■ WHAT TO WORK ON
Which lines below hold the word "Pacific"? Report each one.

[Excerpt from a dataset]
--------
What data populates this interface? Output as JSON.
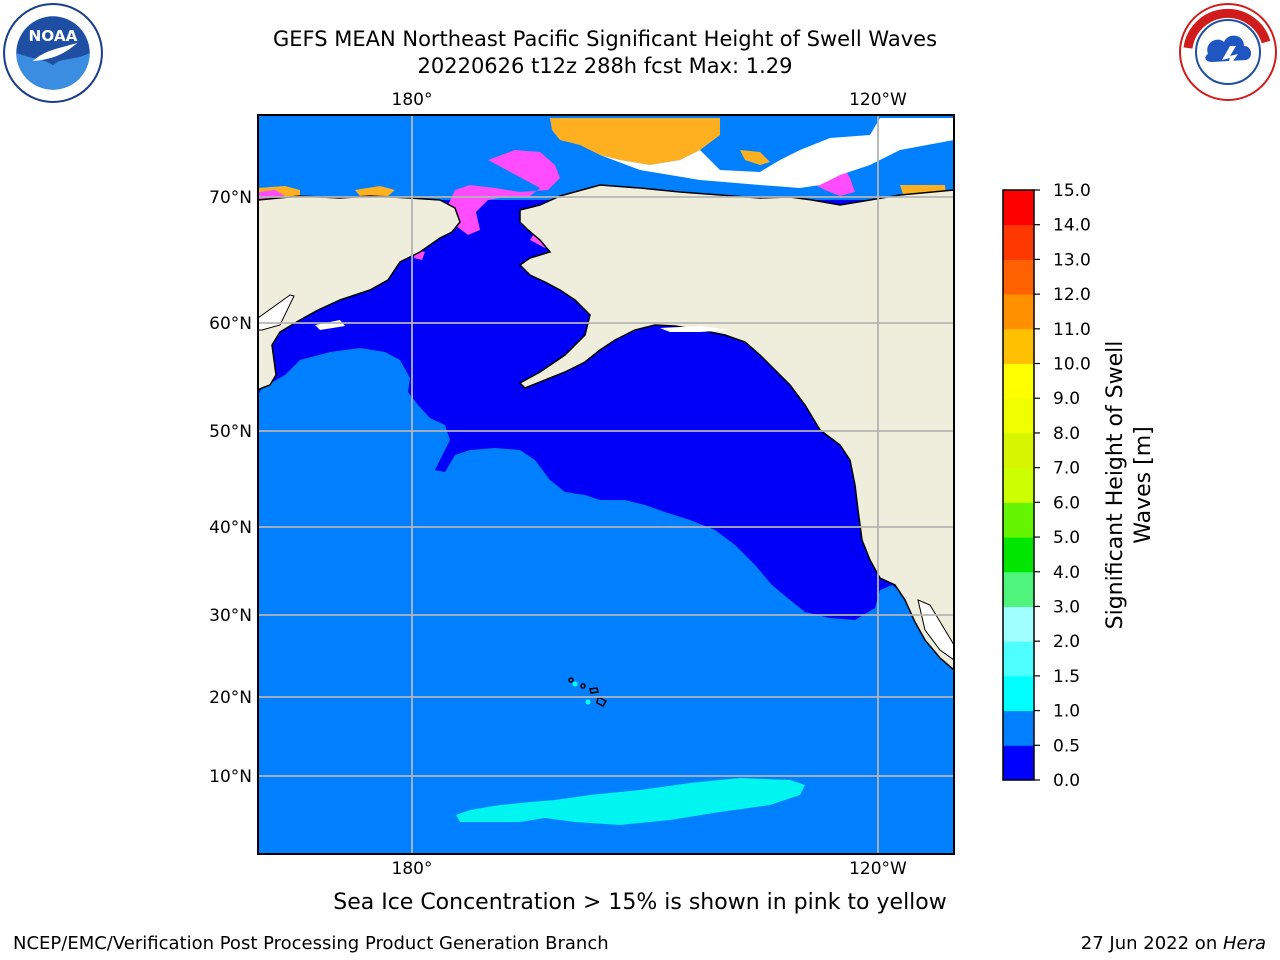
{
  "title": {
    "line1": "GEFS MEAN Northeast Pacific Significant Height of Swell Waves",
    "line2": "20220626 t12z 288h fcst   Max: 1.29"
  },
  "logos": {
    "left": {
      "icon": "noaa-logo",
      "text": "NOAA",
      "ring_text": "NATIONAL OCEANIC AND ATMOSPHERIC ADMINISTRATION · U.S. DEPARTMENT OF COMMERCE"
    },
    "right": {
      "icon": "national-weather-service-logo",
      "ring_text": "NATIONAL WEATHER SERVICE"
    }
  },
  "map": {
    "region": "Northeast Pacific",
    "top_lon_labels": [
      "180°",
      "120°W"
    ],
    "bottom_lon_labels": [
      "180°",
      "120°W"
    ],
    "lat_labels": [
      "70°N",
      "60°N",
      "50°N",
      "40°N",
      "30°N",
      "20°N",
      "10°N"
    ],
    "colors": {
      "land": "#efeedc",
      "ocean_0_0.5": "#0000f8",
      "ocean_0.5_1.0": "#0080ff",
      "ocean_1.0_1.5": "#00ffff",
      "ice_low": "#ff4cff",
      "ice_high": "#ffb000",
      "grid": "#b4b4b4"
    }
  },
  "colorbar": {
    "label_line1": "Significant Height of Swell",
    "label_line2": "Waves [m]",
    "ticks": [
      "15.0",
      "14.0",
      "13.0",
      "12.0",
      "11.0",
      "10.0",
      "9.0",
      "8.0",
      "7.0",
      "6.0",
      "5.0",
      "4.0",
      "3.0",
      "2.0",
      "1.5",
      "1.0",
      "0.5",
      "0.0"
    ],
    "bins": [
      {
        "from": 0.0,
        "to": 0.5,
        "color": "#0000ff"
      },
      {
        "from": 0.5,
        "to": 1.0,
        "color": "#0080ff"
      },
      {
        "from": 1.0,
        "to": 1.5,
        "color": "#00ffff"
      },
      {
        "from": 1.5,
        "to": 2.0,
        "color": "#4dffff"
      },
      {
        "from": 2.0,
        "to": 3.0,
        "color": "#a0ffff"
      },
      {
        "from": 3.0,
        "to": 4.0,
        "color": "#4ff47c"
      },
      {
        "from": 4.0,
        "to": 5.0,
        "color": "#00e600"
      },
      {
        "from": 5.0,
        "to": 6.0,
        "color": "#66f500"
      },
      {
        "from": 6.0,
        "to": 7.0,
        "color": "#ccff00"
      },
      {
        "from": 7.0,
        "to": 8.0,
        "color": "#d8f500"
      },
      {
        "from": 8.0,
        "to": 9.0,
        "color": "#f0ff00"
      },
      {
        "from": 9.0,
        "to": 10.0,
        "color": "#ffff00"
      },
      {
        "from": 10.0,
        "to": 11.0,
        "color": "#ffc000"
      },
      {
        "from": 11.0,
        "to": 12.0,
        "color": "#ff9000"
      },
      {
        "from": 12.0,
        "to": 13.0,
        "color": "#ff6000"
      },
      {
        "from": 13.0,
        "to": 14.0,
        "color": "#ff3800"
      },
      {
        "from": 14.0,
        "to": 15.0,
        "color": "#ff0000"
      }
    ]
  },
  "caption": "Sea Ice Concentration > 15% is shown in pink to yellow",
  "footer": {
    "left": "NCEP/EMC/Verification Post Processing Product Generation Branch",
    "right_date": "27 Jun 2022 on ",
    "right_machine": "Hera"
  }
}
--------
■ ANSWER TO THE TASK
    "line1": "GEFS MEAN Northeast Pacific Significant Height of Swell Waves",
    "region": "Northeast Pacific",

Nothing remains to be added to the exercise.